Write out every record below exactly as it appears.

* Dataset *
○ ○ ○ ○ ○ ○ ○

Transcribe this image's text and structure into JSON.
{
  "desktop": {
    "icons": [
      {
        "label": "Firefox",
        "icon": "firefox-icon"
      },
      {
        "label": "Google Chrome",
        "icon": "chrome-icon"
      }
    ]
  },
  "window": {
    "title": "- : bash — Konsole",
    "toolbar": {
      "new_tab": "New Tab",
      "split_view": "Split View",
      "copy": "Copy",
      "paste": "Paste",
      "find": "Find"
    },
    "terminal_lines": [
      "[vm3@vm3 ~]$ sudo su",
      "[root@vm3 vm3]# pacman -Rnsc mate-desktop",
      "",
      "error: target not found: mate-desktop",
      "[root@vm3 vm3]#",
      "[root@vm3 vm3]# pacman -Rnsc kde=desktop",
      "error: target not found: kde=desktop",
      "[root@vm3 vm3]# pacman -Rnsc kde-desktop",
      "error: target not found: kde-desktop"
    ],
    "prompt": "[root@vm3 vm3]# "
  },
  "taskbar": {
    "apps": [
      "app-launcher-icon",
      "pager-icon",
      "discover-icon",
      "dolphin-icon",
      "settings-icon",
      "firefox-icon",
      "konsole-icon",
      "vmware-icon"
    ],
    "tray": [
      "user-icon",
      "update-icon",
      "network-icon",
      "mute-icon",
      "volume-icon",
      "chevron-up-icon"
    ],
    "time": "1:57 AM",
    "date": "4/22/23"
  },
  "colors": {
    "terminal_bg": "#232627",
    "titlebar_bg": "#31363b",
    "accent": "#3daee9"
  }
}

○ ○ ○ ○ ○ ○ ○

* Solution *
Transcribe this image's text and structure into JSON.
{
  "desktop": {
    "icons": [
      {
        "label": "Firefox",
        "icon": "firefox-icon"
      },
      {
        "label": "Google Chrome",
        "icon": "chrome-icon"
      }
    ]
  },
  "window": {
    "title": "- : bash — Konsole",
    "toolbar": {
      "new_tab": "New Tab",
      "split_view": "Split View",
      "copy": "Copy",
      "paste": "Paste",
      "find": "Find"
    },
    "terminal_lines": [
      "[vm3@vm3 ~]$ sudo su",
      "[root@vm3 vm3]# pacman -Rnsc mate-desktop",
      "",
      "error: target not found: mate-desktop",
      "[root@vm3 vm3]#",
      "[root@vm3 vm3]# pacman -Rnsc kde=desktop",
      "error: target not found: kde=desktop",
      "[root@vm3 vm3]# pacman -Rnsc kde-desktop",
      "error: target not found: kde-desktop"
    ],
    "prompt": "[root@vm3 vm3]# "
  },
  "taskbar": {
    "apps": [
      "app-launcher-icon",
      "pager-icon",
      "discover-icon",
      "dolphin-icon",
      "settings-icon",
      "firefox-icon",
      "konsole-icon",
      "vmware-icon"
    ],
    "tray": [
      "user-icon",
      "update-icon",
      "network-icon",
      "mute-icon",
      "volume-icon",
      "chevron-up-icon"
    ],
    "time": "1:57 AM",
    "date": "4/22/23"
  },
  "colors": {
    "terminal_bg": "#232627",
    "titlebar_bg": "#31363b",
    "accent": "#3daee9"
  }
}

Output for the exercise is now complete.